### YOUR OBJECTIVE
Count every line in the entries that follow where the word "structured" appears, then state only the total.

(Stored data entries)
------------------------------------------------------------------------

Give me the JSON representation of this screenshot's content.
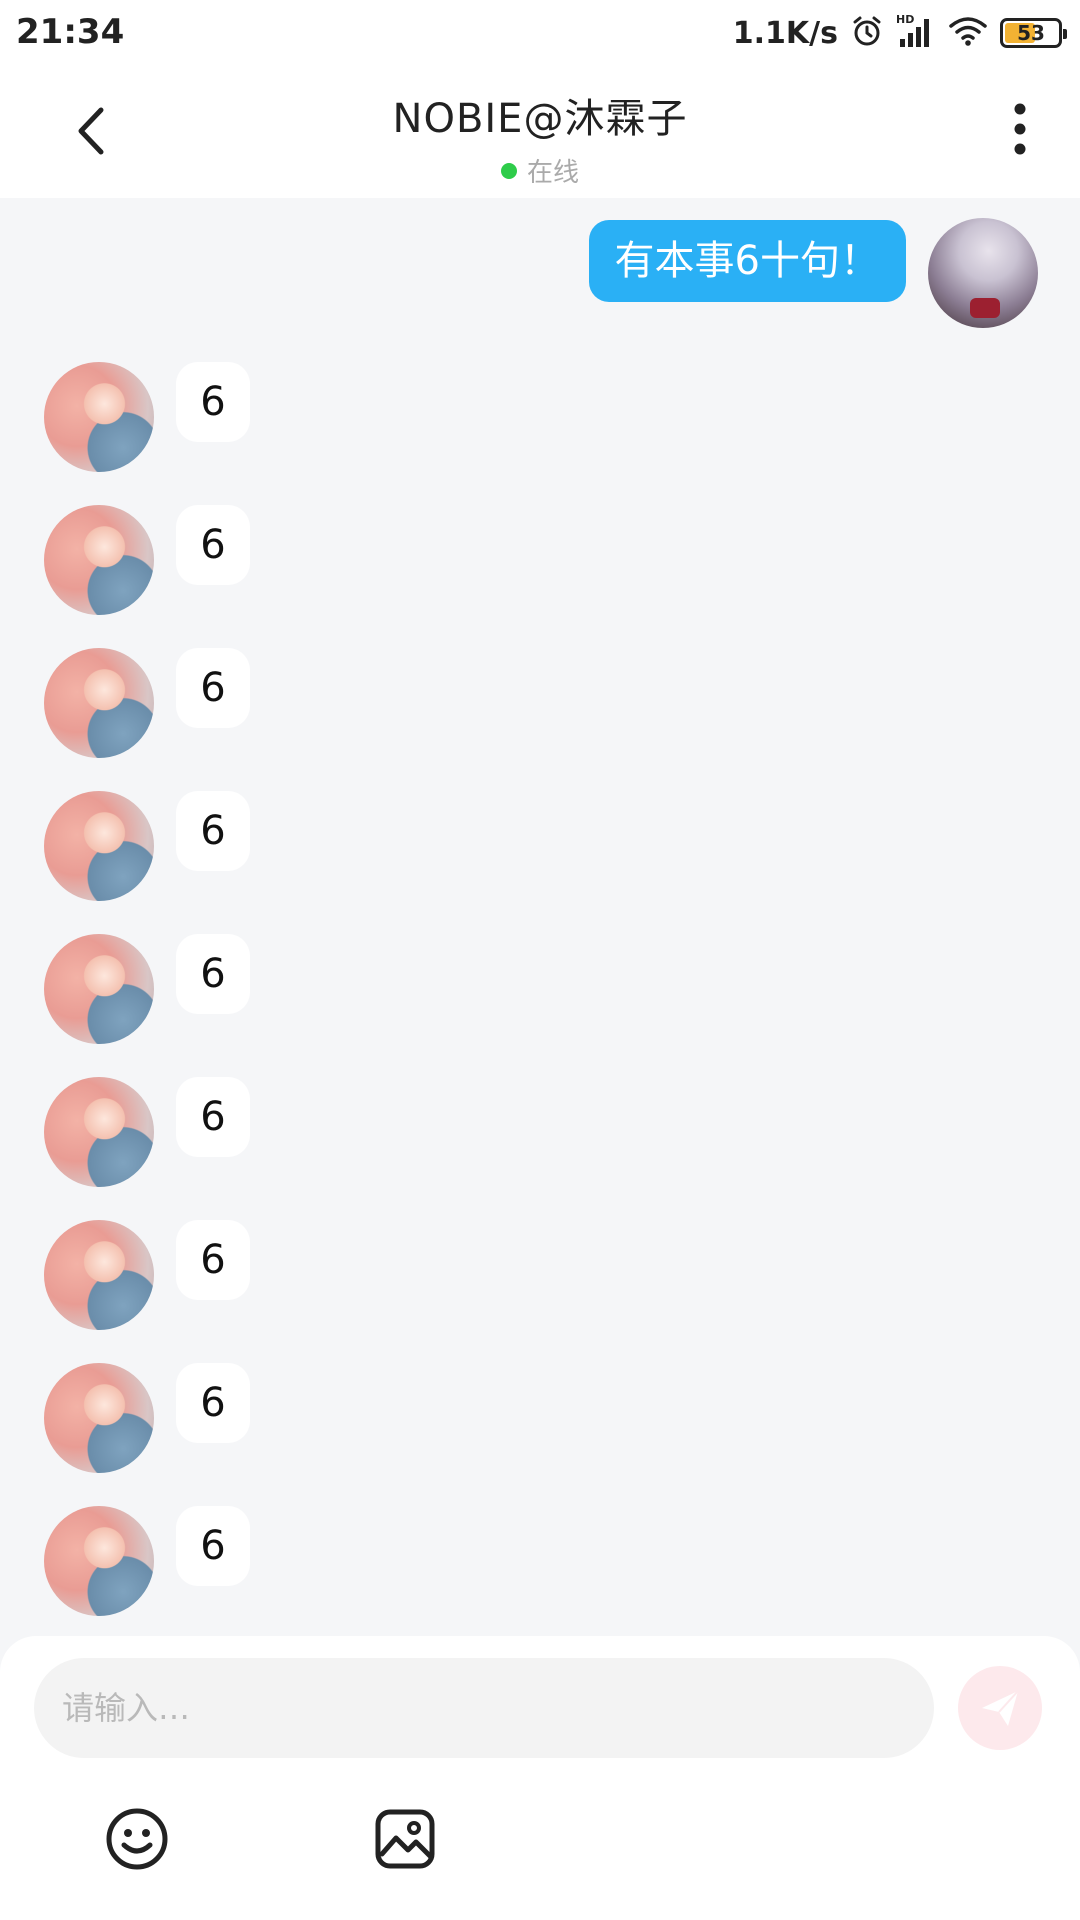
{
  "status_bar": {
    "time": "21:34",
    "network_speed": "1.1K/s",
    "battery_level": "53",
    "battery_fraction": 0.53,
    "icons": [
      "alarm-icon",
      "hd-signal-icon",
      "wifi-icon",
      "battery-icon"
    ]
  },
  "header": {
    "title": "NOBIE@沐霖子",
    "presence": "在线",
    "presence_color": "#2ecc4a"
  },
  "messages": {
    "outgoing": [
      {
        "text": "有本事6十句！"
      }
    ],
    "incoming": [
      {
        "text": "6"
      },
      {
        "text": "6"
      },
      {
        "text": "6"
      },
      {
        "text": "6"
      },
      {
        "text": "6"
      },
      {
        "text": "6"
      },
      {
        "text": "6"
      },
      {
        "text": "6"
      },
      {
        "text": "6"
      }
    ]
  },
  "composer": {
    "placeholder": "请输入…",
    "value": ""
  },
  "colors": {
    "outgoing_bubble": "#2ab0f5",
    "incoming_bubble": "#ffffff",
    "background": "#f5f6f8",
    "send_button_disabled": "#fde9ec"
  }
}
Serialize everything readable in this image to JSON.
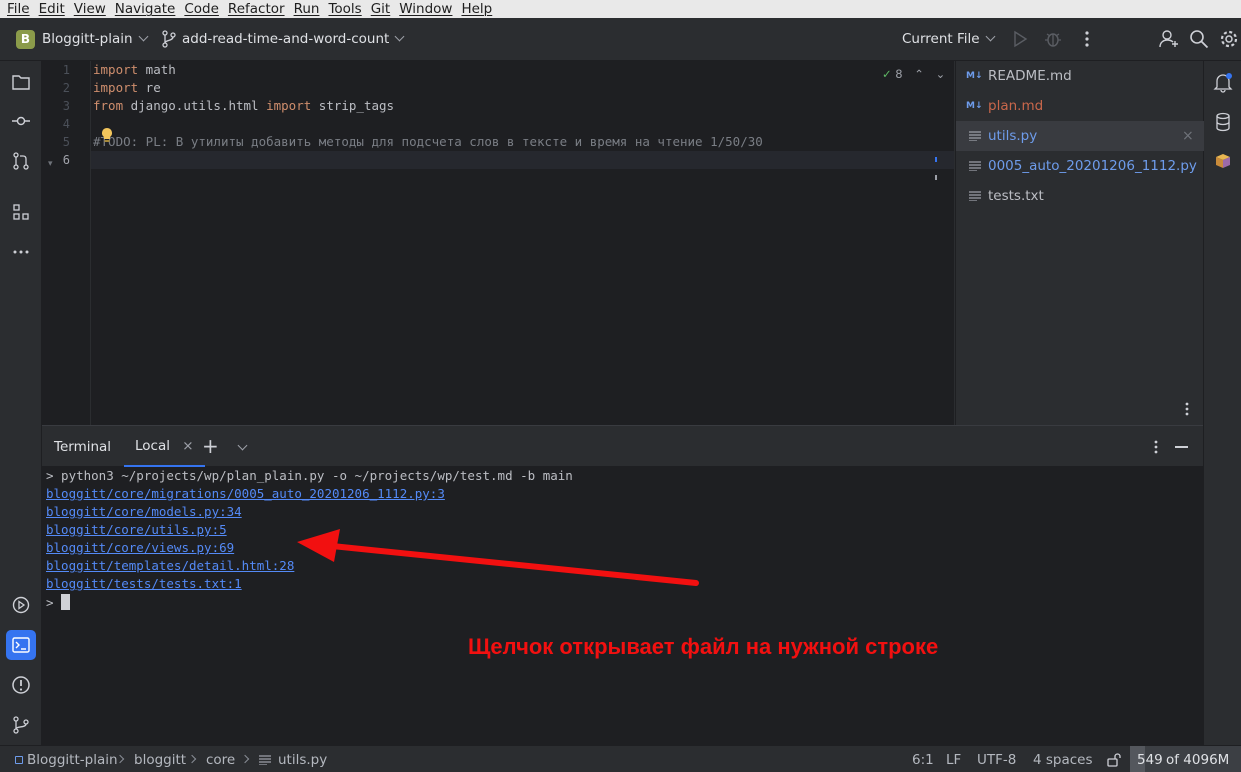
{
  "menu": [
    "File",
    "Edit",
    "View",
    "Navigate",
    "Code",
    "Refactor",
    "Run",
    "Tools",
    "Git",
    "Window",
    "Help"
  ],
  "toolbar": {
    "project_initial": "B",
    "project_name": "Bloggitt-plain",
    "branch": "add-read-time-and-word-count",
    "run_config": "Current File"
  },
  "editor": {
    "line_numbers": [
      "1",
      "2",
      "3",
      "4",
      "5",
      "6"
    ],
    "lines": {
      "l1_kw": "import",
      "l1_rest": " math",
      "l2_kw": "import",
      "l2_rest": " re",
      "l3_kw1": "from",
      "l3_mid": " django.utils.html ",
      "l3_kw2": "import",
      "l3_rest": " strip_tags",
      "l5_hash": "#",
      "l5_text": "TODO: PL: В утилиты добавить методы для подсчета слов в тексте и время на чтение 1/50/30"
    },
    "inspection_count": "8"
  },
  "files": [
    {
      "name": "README.md",
      "icon": "markdown-icon",
      "color": "#bcbec4"
    },
    {
      "name": "plan.md",
      "icon": "markdown-icon",
      "color": "#c9674b"
    },
    {
      "name": "utils.py",
      "icon": "text-file-icon",
      "color": "#6e9ceb",
      "selected": true
    },
    {
      "name": "0005_auto_20201206_1112.py",
      "icon": "text-file-icon",
      "color": "#6e9ceb"
    },
    {
      "name": "tests.txt",
      "icon": "text-file-icon",
      "color": "#bcbec4"
    }
  ],
  "terminal": {
    "title": "Terminal",
    "tab": "Local",
    "command": "> python3 ~/projects/wp/plan_plain.py -o ~/projects/wp/test.md -b main",
    "links": [
      "bloggitt/core/migrations/0005_auto_20201206_1112.py:3",
      "bloggitt/core/models.py:34",
      "bloggitt/core/utils.py:5",
      "bloggitt/core/views.py:69",
      "bloggitt/templates/detail.html:28",
      "bloggitt/tests/tests.txt:1"
    ],
    "prompt": "> ",
    "annotation": "Щелчок открывает файл на нужной строке"
  },
  "statusbar": {
    "crumbs": [
      "Bloggitt-plain",
      "bloggitt",
      "core",
      "utils.py"
    ],
    "position": "6:1",
    "line_sep": "LF",
    "encoding": "UTF-8",
    "indent": "4 spaces",
    "memory_used": "549",
    "memory_total": "of 4096M",
    "memory_fraction": 0.134
  }
}
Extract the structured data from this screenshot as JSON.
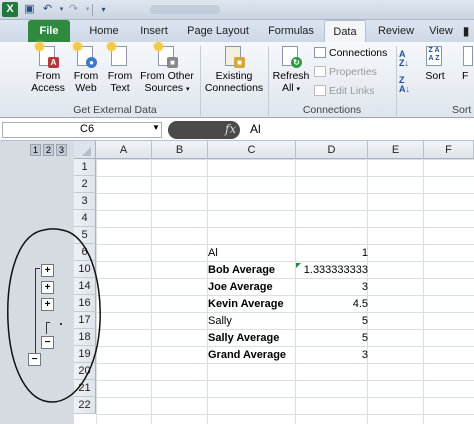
{
  "title_bar": {
    "app_icon": "X"
  },
  "tabs": [
    "File",
    "Home",
    "Insert",
    "Page Layout",
    "Formulas",
    "Data",
    "Review",
    "View"
  ],
  "ribbon": {
    "buttons": [
      {
        "line1": "From",
        "line2": "Access",
        "icon": "access-icon"
      },
      {
        "line1": "From",
        "line2": "Web",
        "icon": "web-icon"
      },
      {
        "line1": "From",
        "line2": "Text",
        "icon": "text-icon"
      },
      {
        "line1": "From Other",
        "line2": "Sources",
        "icon": "other-sources-icon"
      },
      {
        "line1": "Existing",
        "line2": "Connections",
        "icon": "connections-icon"
      },
      {
        "line1": "Refresh",
        "line2": "All",
        "icon": "refresh-icon"
      },
      {
        "line1": "Sort",
        "line2": "",
        "icon": "sort-icon"
      },
      {
        "line1": "F",
        "line2": "",
        "icon": "filter-icon"
      }
    ],
    "connections_group": {
      "connections": "Connections",
      "properties": "Properties",
      "edit_links": "Edit Links"
    },
    "groups": {
      "get_external": "Get External Data",
      "connections": "Connections",
      "sort": "Sort"
    }
  },
  "formula_bar": {
    "name_box": "C6",
    "fx": "fx",
    "value": "Al"
  },
  "outline_levels": [
    "1",
    "2",
    "3"
  ],
  "columns": [
    "A",
    "B",
    "C",
    "D",
    "E",
    "F"
  ],
  "rows": [
    "1",
    "2",
    "3",
    "4",
    "5",
    "6",
    "10",
    "14",
    "16",
    "17",
    "18",
    "19",
    "20",
    "21",
    "22"
  ],
  "cells": [
    {
      "label": "Al",
      "value": "1",
      "bold": false
    },
    {
      "label": "Bob Average",
      "value": "1.333333333",
      "bold": true
    },
    {
      "label": "Joe Average",
      "value": "3",
      "bold": true
    },
    {
      "label": "Kevin Average",
      "value": "4.5",
      "bold": true
    },
    {
      "label": "Sally",
      "value": "5",
      "bold": false
    },
    {
      "label": "Sally Average",
      "value": "5",
      "bold": true
    },
    {
      "label": "Grand Average",
      "value": "3",
      "bold": true
    }
  ],
  "outline_buttons": {
    "plus": "+",
    "minus": "−"
  }
}
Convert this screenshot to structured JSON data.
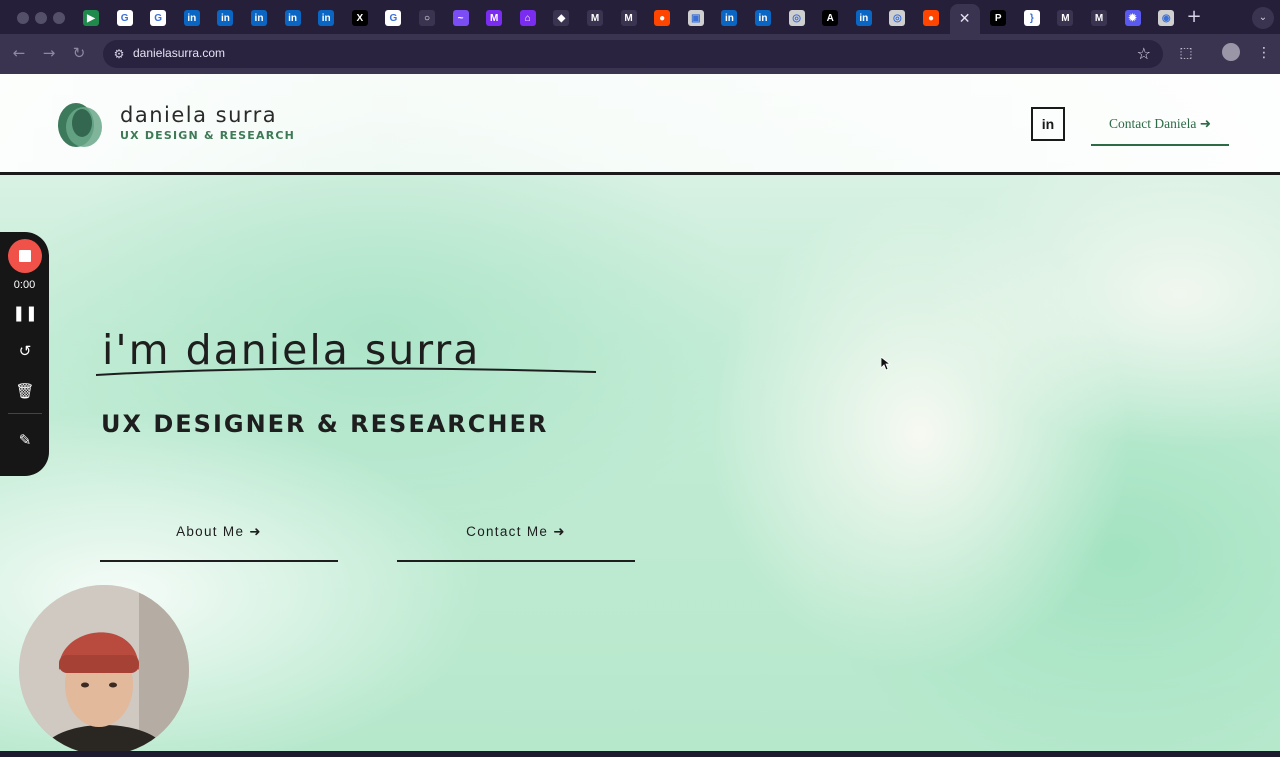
{
  "browser": {
    "url": "danielasurra.com",
    "tabs": [
      {
        "icon": "google-meet-icon",
        "color": "#1f8a4c",
        "glyph": "▶"
      },
      {
        "icon": "google-icon",
        "color": "#ffffff",
        "glyph": "G"
      },
      {
        "icon": "google-icon",
        "color": "#ffffff",
        "glyph": "G"
      },
      {
        "icon": "linkedin-icon",
        "color": "#0a66c2",
        "glyph": "in"
      },
      {
        "icon": "linkedin-icon",
        "color": "#0a66c2",
        "glyph": "in"
      },
      {
        "icon": "linkedin-icon",
        "color": "#0a66c2",
        "glyph": "in"
      },
      {
        "icon": "linkedin-icon",
        "color": "#0a66c2",
        "glyph": "in"
      },
      {
        "icon": "linkedin-icon",
        "color": "#0a66c2",
        "glyph": "in"
      },
      {
        "icon": "x-icon",
        "color": "#000000",
        "glyph": "X"
      },
      {
        "icon": "google-icon",
        "color": "#ffffff",
        "glyph": "G"
      },
      {
        "icon": "ring-icon",
        "color": "#3b3450",
        "glyph": "○"
      },
      {
        "icon": "messenger-icon",
        "color": "#7b4df5",
        "glyph": "~"
      },
      {
        "icon": "app-icon",
        "color": "#7a2cf0",
        "glyph": "M"
      },
      {
        "icon": "app-icon",
        "color": "#7a2cf0",
        "glyph": "⌂"
      },
      {
        "icon": "graduation-icon",
        "color": "#3b3450",
        "glyph": "◆"
      },
      {
        "icon": "gmail-icon",
        "color": "#3b3450",
        "glyph": "M"
      },
      {
        "icon": "gmail-icon",
        "color": "#3b3450",
        "glyph": "M"
      },
      {
        "icon": "reddit-icon",
        "color": "#ff4500",
        "glyph": "●"
      },
      {
        "icon": "image-icon",
        "color": "#cfcfcf",
        "glyph": "▣"
      },
      {
        "icon": "linkedin-icon",
        "color": "#0a66c2",
        "glyph": "in"
      },
      {
        "icon": "linkedin-icon",
        "color": "#0a66c2",
        "glyph": "in"
      },
      {
        "icon": "openai-icon",
        "color": "#cfcfcf",
        "glyph": "◎"
      },
      {
        "icon": "anthropic-icon",
        "color": "#000000",
        "glyph": "A"
      },
      {
        "icon": "linkedin-icon",
        "color": "#0a66c2",
        "glyph": "in"
      },
      {
        "icon": "openai-icon",
        "color": "#cfcfcf",
        "glyph": "◎"
      },
      {
        "icon": "reddit-icon",
        "color": "#ff4500",
        "glyph": "●"
      },
      {
        "icon": "close-icon",
        "color": "",
        "glyph": "✕",
        "active": true
      },
      {
        "icon": "p-icon",
        "color": "#000000",
        "glyph": "P"
      },
      {
        "icon": "bracket-icon",
        "color": "#ffffff",
        "glyph": "}"
      },
      {
        "icon": "gmail-icon",
        "color": "#3b3450",
        "glyph": "M"
      },
      {
        "icon": "gmail-icon",
        "color": "#3b3450",
        "glyph": "M"
      },
      {
        "icon": "gear-icon",
        "color": "#5a5af0",
        "glyph": "✹"
      },
      {
        "icon": "chrome-icon",
        "color": "#cfcfcf",
        "glyph": "◉"
      }
    ]
  },
  "site": {
    "brand_name": "Daniela Surra",
    "brand_tagline": "UX Design & Research",
    "linkedin_label": "in",
    "header_cta": "Contact Daniela ➜",
    "headline": "I'm Daniela Surra",
    "subheadline": "UX Designer & Researcher",
    "buttons": {
      "about": "About Me ➜",
      "contact": "Contact Me ➜"
    }
  },
  "recorder": {
    "time": "0:00"
  }
}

------------------------------------------------------------------------

### EXERCISE RESPONSE
2